### Source ###

The thing that hadn't occured to me when I started playing around with AI music this time around was just how addictive it would be. It certainly hadn't grabbed me that way the first time I tried it, the best part of a year ago. Turns out there's a huge difference between having a machine churn out some tunes you never heard before and having it bring to life the sounds you've been hearing in your head for forty years.
Actually, there's a bit more to it than that. When I first played around with a couple of AI music generators last year, it was very much in the way of playing with an amusing toy: fun but inconsequential. Which isn't surprising, given that having the AI do one hundred per cent of the work leaves you no other role than being the audience.
When all you're doing is typing in prompts, at best it's like being the guy in the mosh pit who keeps yelling out for the band to play that one song from the second album and then they do. (And yes, I have been that guy...) There's bit of a buzz and a fleeting sense that you might have had some kind of input but then it passes and you never think of it again.
That all changes by at least an order of magnitude when you stop letting the AI make up the words and type in your own lyrics instead. At that point, you do begin to feel some sense of ownership and a degree of artistic involvement in the process. And it's merited, too. I mean, you did write the words. Lyricist is a proper job title.
On a technical level, it also becomes very intriguing to see the extent to which the structure and rhythm inherant in the lyrics, coupled with your instructions on the genre of music and emotional tone to use, all come together to influence the melody. When I was experimenting with it last year, I was quite surprised by how close some of the AI's interpretations were to the original tunes I'd written back in the 'eighties.

###

• **Directive a**: Print the rows word for word, starting at the first row and ending at the row that contains "sword-icon: ⚔ <box>445 366 455 380</box>".
The passage about AI music has no connection to the rows that follow it.

### Entries supplied ###

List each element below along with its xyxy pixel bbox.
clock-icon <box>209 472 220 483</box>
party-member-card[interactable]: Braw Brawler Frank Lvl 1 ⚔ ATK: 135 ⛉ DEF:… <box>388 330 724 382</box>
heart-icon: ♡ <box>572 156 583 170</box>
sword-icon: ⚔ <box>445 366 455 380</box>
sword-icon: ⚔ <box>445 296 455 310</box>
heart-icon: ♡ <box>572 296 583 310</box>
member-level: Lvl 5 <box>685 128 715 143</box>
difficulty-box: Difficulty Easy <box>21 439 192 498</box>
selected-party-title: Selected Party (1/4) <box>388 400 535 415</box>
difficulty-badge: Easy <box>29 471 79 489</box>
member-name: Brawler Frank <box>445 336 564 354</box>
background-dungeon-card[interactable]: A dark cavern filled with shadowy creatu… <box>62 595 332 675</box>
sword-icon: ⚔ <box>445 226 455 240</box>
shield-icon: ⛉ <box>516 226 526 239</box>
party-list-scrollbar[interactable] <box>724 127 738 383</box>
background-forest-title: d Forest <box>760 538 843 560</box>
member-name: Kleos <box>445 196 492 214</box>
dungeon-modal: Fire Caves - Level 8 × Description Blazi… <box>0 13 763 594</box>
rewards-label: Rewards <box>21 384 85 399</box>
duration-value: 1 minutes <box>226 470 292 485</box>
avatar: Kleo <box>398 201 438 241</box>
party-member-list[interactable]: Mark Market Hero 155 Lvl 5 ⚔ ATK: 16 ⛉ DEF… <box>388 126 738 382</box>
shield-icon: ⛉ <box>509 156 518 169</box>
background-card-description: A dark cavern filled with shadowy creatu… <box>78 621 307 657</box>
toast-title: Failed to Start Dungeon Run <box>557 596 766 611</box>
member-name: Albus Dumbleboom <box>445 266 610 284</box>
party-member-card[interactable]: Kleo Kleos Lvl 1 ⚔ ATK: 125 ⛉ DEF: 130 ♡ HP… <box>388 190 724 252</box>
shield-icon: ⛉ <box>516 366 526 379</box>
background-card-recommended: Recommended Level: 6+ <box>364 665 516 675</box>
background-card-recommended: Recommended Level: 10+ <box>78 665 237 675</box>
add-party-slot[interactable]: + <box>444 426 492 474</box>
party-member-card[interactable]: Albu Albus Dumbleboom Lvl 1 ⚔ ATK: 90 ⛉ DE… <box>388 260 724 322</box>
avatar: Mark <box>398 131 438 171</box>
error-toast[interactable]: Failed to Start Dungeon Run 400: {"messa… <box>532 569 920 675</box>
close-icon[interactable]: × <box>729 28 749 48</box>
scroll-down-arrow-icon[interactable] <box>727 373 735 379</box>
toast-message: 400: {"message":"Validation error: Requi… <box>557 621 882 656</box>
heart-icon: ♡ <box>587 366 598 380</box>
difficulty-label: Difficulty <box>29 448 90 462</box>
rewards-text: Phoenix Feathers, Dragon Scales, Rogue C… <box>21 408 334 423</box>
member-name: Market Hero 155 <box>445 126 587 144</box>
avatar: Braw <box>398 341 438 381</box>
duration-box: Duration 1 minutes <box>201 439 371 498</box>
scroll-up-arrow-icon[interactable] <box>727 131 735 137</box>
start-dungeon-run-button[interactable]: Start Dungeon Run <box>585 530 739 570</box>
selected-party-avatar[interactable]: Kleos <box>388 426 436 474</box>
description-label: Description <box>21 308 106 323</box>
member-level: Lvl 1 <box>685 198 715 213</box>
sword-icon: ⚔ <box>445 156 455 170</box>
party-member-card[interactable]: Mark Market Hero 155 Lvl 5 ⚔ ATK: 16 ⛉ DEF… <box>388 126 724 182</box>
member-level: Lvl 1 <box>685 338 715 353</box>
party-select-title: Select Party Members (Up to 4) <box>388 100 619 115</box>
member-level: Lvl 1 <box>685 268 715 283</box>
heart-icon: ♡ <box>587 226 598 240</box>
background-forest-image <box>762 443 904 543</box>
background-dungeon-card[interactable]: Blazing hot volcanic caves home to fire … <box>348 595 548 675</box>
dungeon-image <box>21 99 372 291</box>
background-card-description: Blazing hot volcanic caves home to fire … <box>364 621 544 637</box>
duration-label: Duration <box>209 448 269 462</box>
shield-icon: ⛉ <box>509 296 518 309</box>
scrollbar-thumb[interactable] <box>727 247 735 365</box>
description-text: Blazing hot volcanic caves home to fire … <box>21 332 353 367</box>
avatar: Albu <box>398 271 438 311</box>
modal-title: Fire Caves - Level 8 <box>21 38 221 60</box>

###

• **Directive b**: Carry on the passage about writing lyrics for AI-generated music, picking up after its final sentence.

• **Exercise output a**:
List each element below along with its xyxy pixel bbox.
clock-icon <box>209 472 220 483</box>
party-member-card[interactable]: Braw Brawler Frank Lvl 1 ⚔ ATK: 135 ⛉ DEF:… <box>388 330 724 382</box>
heart-icon: ♡ <box>572 156 583 170</box>
sword-icon: ⚔ <box>445 366 455 380</box>

• **Exercise output b**:
Those, though, were the eerie exceptions. Mostly what you get is your familiar words but set to a tune you'd never have thought of and most likely wish you'd never heard. It takes a lot of tries to get the AI to come up with something that feels even okay, let alone right and even when it does it never feels like it's "your" song. It's as frustrating as it is enjoyable.
All of that managed to keep me amused for a couple of afternoons a year ago
but I soon lost interest and I hadn't felt the need to go back for another go
since. It's been much the same story with all the other generative AI agents
I've played around with these last two or three years. It's funny to get an AI
to write a story or a blog post now and again but it gets old fast. As for AI
video, it's a lot of work for very little reward. A few seconds of something
that looks quite fake.
None of which is to suggest these things have no genuine use cases. They certainly do. And that, really, is the point: they're good tools if you have a purpose for them but at the moment that's all they are: tools. It's still you that's going to be doing all the real work, so if you don't have an end in mind, what's the point? You don't buy a hammer just so you can wander around hitting things with it at random. Or I hope you don't, anyway...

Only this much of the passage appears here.